— start Data records —

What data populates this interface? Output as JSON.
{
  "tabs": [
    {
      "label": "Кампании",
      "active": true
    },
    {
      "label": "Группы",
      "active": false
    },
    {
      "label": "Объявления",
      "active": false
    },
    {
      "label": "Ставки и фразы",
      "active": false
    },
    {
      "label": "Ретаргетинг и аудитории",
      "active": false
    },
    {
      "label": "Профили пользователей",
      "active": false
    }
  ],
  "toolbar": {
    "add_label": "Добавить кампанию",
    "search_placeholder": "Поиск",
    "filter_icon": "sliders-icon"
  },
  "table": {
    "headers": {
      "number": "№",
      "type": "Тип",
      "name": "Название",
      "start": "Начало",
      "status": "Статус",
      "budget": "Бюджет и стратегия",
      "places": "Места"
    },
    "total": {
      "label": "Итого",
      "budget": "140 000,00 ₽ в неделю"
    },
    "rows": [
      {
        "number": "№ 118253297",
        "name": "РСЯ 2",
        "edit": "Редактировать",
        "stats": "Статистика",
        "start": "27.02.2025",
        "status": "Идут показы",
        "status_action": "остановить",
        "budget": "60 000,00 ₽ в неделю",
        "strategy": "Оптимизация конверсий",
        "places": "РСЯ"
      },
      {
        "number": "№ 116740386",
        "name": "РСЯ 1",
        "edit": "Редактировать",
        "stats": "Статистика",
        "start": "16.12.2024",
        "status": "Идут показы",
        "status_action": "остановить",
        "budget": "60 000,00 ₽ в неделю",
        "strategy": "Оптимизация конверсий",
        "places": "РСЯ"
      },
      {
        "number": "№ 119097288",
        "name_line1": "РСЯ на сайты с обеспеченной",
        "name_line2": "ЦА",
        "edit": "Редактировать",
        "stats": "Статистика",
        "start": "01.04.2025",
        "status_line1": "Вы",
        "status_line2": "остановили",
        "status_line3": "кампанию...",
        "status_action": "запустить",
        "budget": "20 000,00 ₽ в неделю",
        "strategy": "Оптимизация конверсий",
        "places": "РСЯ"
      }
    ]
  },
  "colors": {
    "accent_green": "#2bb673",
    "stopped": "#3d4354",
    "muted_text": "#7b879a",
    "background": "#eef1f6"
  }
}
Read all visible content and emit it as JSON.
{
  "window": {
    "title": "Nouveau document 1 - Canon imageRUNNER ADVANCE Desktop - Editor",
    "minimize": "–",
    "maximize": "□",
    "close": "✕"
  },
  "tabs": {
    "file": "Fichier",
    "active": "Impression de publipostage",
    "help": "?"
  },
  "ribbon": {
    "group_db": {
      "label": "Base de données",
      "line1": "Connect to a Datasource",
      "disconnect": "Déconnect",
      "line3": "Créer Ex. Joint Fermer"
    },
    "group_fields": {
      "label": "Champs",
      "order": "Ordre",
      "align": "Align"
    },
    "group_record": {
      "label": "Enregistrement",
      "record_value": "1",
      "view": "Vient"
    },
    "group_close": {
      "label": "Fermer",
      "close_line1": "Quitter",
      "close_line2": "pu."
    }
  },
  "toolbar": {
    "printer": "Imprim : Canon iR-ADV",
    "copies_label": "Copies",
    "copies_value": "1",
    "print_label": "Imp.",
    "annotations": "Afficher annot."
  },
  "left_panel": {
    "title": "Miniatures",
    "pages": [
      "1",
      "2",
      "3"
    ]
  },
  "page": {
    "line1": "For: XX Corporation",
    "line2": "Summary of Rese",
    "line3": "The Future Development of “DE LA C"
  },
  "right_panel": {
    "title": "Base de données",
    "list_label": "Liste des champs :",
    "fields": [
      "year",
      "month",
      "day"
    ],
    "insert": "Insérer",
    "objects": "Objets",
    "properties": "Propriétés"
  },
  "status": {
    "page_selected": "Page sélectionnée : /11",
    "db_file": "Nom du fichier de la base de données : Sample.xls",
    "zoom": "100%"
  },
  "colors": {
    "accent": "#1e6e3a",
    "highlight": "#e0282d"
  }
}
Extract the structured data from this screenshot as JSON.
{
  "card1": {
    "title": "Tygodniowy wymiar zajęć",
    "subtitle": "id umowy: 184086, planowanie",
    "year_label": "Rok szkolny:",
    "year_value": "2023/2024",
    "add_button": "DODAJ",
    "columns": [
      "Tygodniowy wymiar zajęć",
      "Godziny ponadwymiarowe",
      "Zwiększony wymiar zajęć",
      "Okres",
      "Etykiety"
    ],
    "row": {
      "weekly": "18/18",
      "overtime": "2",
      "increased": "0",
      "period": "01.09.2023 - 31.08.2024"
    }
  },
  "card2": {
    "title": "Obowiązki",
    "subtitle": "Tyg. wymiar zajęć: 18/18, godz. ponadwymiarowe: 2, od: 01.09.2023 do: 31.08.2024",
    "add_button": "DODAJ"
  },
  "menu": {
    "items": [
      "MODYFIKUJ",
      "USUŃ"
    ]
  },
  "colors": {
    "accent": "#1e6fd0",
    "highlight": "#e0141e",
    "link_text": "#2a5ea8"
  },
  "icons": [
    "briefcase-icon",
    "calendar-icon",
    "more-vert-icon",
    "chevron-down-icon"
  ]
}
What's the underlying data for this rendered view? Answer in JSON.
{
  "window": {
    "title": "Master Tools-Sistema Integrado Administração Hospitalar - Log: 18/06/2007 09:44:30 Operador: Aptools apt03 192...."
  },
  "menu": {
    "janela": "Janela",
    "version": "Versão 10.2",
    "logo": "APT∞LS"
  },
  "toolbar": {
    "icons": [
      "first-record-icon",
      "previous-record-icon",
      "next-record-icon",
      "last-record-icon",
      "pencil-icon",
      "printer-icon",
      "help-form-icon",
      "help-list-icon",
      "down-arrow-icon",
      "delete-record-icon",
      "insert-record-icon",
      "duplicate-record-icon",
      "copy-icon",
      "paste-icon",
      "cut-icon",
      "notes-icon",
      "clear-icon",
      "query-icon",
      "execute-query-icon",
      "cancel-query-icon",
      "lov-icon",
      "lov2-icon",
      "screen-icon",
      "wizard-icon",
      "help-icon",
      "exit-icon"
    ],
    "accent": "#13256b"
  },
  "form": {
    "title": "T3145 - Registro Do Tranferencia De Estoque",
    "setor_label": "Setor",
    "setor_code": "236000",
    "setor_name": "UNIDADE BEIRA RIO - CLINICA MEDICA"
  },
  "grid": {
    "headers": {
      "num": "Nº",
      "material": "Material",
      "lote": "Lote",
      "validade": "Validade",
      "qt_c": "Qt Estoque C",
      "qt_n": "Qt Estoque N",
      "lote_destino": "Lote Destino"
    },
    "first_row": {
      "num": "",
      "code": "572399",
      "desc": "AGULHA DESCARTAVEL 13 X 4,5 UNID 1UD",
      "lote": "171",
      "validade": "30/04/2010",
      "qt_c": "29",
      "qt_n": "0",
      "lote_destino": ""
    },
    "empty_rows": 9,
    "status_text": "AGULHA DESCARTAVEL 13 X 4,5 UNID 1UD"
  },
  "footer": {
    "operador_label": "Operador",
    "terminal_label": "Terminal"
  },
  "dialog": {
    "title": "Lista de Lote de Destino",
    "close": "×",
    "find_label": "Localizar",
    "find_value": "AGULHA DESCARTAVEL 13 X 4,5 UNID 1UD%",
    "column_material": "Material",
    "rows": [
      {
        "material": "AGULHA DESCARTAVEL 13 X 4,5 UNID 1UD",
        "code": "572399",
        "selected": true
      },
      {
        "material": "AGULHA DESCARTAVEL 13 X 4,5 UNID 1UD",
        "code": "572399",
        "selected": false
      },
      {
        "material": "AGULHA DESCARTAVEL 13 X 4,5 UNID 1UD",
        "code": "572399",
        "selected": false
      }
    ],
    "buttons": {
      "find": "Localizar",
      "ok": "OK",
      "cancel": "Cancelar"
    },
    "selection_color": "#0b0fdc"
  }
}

— end Data records —

Pull out all lines of the data with the string "view".

      "view": "Vient"
What's the underlying data for this rendered view? Answer in JSON.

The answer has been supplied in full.